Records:

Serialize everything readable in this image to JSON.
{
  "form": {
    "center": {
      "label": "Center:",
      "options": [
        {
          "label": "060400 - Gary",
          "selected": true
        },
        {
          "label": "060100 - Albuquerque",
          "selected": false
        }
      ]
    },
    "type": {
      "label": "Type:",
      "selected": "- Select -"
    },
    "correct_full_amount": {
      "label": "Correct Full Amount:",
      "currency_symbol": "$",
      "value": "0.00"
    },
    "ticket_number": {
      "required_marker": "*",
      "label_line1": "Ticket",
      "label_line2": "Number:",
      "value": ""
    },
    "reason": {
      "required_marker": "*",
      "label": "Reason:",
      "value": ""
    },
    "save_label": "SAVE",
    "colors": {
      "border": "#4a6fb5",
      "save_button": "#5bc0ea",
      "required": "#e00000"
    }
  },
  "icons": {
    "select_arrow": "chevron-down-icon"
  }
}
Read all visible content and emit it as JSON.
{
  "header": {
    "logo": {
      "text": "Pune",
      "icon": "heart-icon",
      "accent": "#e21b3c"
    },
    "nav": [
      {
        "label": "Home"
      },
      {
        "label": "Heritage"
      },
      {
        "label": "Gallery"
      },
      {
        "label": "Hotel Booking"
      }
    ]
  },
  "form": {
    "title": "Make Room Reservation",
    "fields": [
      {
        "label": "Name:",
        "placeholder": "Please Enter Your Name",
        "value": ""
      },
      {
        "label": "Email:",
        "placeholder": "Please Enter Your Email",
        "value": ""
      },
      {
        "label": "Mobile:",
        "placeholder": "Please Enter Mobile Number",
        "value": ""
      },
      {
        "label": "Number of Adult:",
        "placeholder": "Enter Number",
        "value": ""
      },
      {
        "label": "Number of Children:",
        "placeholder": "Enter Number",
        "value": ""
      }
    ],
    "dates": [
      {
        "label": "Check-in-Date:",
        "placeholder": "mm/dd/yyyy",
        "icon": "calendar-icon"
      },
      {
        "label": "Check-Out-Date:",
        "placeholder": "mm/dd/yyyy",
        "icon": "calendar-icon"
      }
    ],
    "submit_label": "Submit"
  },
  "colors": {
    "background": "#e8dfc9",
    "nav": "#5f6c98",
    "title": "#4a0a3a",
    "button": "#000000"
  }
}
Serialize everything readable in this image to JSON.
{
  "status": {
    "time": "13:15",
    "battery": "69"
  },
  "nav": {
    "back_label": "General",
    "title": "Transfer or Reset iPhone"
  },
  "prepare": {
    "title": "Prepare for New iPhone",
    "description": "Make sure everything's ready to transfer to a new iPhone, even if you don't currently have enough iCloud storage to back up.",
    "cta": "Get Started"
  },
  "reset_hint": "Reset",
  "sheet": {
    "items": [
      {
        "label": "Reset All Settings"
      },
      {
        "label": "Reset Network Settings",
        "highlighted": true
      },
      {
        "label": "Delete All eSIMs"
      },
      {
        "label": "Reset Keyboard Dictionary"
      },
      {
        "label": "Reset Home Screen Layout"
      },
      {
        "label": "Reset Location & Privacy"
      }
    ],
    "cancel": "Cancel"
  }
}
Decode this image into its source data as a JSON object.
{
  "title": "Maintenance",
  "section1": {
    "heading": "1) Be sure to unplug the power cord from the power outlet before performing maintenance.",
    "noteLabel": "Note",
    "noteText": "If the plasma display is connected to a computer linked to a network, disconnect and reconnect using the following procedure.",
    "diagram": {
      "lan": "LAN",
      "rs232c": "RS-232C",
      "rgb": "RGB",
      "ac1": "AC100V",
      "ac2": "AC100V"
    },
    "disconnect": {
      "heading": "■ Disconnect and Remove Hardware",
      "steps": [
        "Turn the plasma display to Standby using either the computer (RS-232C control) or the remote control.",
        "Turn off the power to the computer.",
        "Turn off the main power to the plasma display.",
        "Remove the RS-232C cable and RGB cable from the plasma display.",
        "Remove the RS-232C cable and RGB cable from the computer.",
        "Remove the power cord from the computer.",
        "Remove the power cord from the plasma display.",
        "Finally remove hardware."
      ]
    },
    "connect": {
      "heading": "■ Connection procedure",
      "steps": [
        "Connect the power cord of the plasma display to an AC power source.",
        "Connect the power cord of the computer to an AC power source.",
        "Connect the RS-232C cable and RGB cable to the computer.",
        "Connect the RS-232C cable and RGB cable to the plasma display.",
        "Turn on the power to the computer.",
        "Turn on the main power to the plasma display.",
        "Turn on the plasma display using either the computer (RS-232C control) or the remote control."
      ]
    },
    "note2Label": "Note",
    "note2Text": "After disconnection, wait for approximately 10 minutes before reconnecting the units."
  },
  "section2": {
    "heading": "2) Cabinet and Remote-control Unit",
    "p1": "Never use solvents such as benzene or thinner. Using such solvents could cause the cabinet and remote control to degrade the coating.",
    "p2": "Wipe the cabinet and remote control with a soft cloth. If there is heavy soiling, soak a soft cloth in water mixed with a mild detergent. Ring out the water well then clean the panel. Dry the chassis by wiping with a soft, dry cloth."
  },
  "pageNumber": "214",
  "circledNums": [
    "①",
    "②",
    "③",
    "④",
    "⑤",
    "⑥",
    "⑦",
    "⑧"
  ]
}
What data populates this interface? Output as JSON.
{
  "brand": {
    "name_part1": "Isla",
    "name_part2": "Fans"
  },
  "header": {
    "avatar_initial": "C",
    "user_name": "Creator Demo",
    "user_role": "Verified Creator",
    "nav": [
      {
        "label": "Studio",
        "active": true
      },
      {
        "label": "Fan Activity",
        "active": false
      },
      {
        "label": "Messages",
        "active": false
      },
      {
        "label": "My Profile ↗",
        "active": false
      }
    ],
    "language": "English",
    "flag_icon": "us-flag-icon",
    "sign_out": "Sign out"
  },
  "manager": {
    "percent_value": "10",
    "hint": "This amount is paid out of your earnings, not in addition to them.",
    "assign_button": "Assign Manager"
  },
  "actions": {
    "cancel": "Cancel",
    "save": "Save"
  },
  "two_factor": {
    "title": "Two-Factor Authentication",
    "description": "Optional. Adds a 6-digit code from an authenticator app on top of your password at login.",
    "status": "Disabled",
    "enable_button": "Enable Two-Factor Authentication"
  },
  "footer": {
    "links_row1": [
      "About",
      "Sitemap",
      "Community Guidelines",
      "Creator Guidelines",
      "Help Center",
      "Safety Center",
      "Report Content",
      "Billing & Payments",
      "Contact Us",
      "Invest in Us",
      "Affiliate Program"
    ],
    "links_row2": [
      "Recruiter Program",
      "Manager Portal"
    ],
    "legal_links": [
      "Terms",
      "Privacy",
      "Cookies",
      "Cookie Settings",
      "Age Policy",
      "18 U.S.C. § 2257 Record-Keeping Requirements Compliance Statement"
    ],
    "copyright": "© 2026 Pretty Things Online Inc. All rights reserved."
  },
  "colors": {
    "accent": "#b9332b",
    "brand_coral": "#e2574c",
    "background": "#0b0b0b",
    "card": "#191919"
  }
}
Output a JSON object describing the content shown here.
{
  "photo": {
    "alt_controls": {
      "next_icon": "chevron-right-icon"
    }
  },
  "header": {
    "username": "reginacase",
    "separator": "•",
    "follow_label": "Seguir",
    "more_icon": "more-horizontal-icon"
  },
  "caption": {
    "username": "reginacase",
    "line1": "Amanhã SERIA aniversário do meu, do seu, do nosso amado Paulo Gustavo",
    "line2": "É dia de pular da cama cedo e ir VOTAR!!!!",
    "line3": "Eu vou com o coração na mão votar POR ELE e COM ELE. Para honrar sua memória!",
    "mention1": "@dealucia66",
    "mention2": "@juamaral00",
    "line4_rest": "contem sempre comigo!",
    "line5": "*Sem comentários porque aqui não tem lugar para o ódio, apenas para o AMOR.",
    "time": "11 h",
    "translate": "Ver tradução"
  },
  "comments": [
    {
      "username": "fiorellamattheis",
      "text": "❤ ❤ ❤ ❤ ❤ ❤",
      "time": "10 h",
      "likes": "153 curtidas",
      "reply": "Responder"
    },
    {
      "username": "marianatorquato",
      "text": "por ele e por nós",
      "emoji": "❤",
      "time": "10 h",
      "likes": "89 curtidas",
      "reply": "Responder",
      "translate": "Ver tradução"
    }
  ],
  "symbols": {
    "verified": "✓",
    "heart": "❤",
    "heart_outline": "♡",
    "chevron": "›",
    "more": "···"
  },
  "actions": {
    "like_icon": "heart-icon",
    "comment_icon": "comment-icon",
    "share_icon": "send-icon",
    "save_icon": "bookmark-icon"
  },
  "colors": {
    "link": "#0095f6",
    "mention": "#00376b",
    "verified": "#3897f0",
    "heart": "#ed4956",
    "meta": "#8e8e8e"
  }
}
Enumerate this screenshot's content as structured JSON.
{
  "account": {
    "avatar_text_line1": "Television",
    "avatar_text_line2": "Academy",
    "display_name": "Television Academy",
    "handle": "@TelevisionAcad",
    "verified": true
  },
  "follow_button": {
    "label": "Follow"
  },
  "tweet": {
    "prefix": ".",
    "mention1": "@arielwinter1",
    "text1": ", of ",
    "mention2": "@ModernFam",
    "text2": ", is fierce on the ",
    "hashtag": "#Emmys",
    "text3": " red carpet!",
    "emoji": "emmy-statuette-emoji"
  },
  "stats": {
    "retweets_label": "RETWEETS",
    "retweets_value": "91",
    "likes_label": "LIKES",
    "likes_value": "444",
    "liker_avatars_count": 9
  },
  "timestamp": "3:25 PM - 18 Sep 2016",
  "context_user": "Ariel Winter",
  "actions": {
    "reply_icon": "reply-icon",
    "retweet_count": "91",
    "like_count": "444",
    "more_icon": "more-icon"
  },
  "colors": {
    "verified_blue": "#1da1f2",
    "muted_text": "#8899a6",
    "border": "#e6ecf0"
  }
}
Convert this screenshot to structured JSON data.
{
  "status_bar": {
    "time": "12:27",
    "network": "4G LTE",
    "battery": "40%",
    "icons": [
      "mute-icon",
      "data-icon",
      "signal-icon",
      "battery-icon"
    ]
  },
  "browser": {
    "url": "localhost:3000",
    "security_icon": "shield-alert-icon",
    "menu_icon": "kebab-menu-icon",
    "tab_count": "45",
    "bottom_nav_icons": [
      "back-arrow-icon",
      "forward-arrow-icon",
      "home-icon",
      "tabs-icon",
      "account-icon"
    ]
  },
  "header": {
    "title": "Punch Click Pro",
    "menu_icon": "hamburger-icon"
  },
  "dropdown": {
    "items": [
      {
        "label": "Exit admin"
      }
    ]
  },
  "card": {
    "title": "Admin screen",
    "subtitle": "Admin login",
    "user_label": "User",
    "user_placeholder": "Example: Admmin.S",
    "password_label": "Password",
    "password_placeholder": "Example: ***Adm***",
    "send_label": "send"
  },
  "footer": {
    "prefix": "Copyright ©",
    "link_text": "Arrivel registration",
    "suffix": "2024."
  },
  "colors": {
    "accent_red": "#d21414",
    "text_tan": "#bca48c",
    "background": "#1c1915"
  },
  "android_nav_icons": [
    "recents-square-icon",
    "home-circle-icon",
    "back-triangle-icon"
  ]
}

> _TO DO_: Find the lines containing "sure" and pull them out.

> _EXERCISE SOLUTION_:
    "description": "Make sure everything's ready to transfer to a new iPhone, even if you don't currently have enough iCloud storage to back up.",
    "heading": "1) Be sure to unplug the power cord from the power outlet before performing maintenance.",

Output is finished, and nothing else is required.